* **Materials provided**

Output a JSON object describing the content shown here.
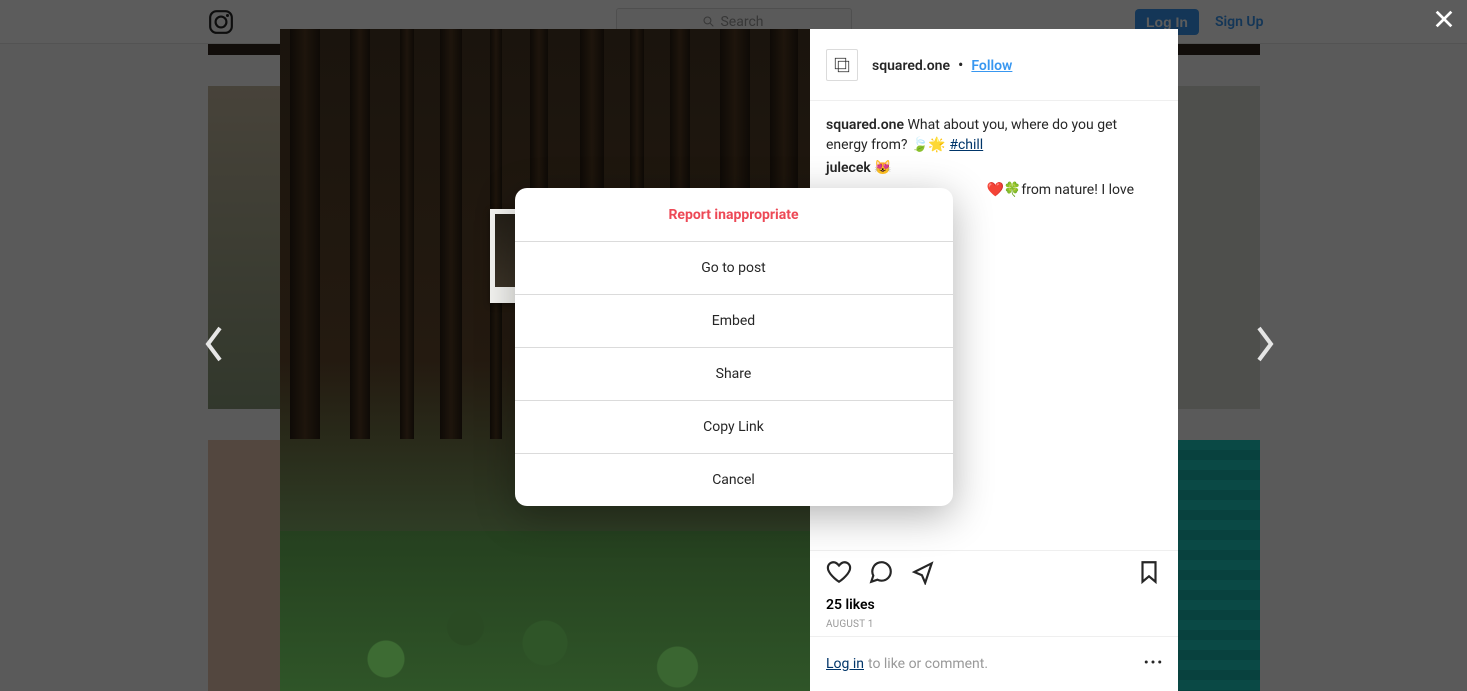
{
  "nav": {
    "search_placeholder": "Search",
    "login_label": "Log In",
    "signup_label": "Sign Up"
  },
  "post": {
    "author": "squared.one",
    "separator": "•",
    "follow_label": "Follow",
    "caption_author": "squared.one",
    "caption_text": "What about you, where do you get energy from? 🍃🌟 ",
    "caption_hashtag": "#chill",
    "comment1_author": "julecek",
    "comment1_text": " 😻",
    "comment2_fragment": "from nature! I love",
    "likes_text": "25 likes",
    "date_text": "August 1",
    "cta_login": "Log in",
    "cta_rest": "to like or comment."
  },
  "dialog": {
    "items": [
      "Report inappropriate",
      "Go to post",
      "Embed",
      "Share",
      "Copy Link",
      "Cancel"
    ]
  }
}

* **What you will do**
Transcribe all the data word for word; the images stay out.

* **Task response**
Output a JSON object describing the content shown here.
{
  "nav": {
    "search_placeholder": "Search",
    "login_label": "Log In",
    "signup_label": "Sign Up"
  },
  "post": {
    "author": "squared.one",
    "separator": "•",
    "follow_label": "Follow",
    "caption_author": "squared.one",
    "caption_text": "What about you, where do you get energy from? 🍃🌟 ",
    "caption_hashtag": "#chill",
    "comment1_author": "julecek",
    "comment1_text": " 😻",
    "comment2_fragment": "from nature! I love",
    "likes_text": "25 likes",
    "date_text": "August 1",
    "cta_login": "Log in",
    "cta_rest": "to like or comment."
  },
  "dialog": {
    "items": [
      "Report inappropriate",
      "Go to post",
      "Embed",
      "Share",
      "Copy Link",
      "Cancel"
    ]
  }
}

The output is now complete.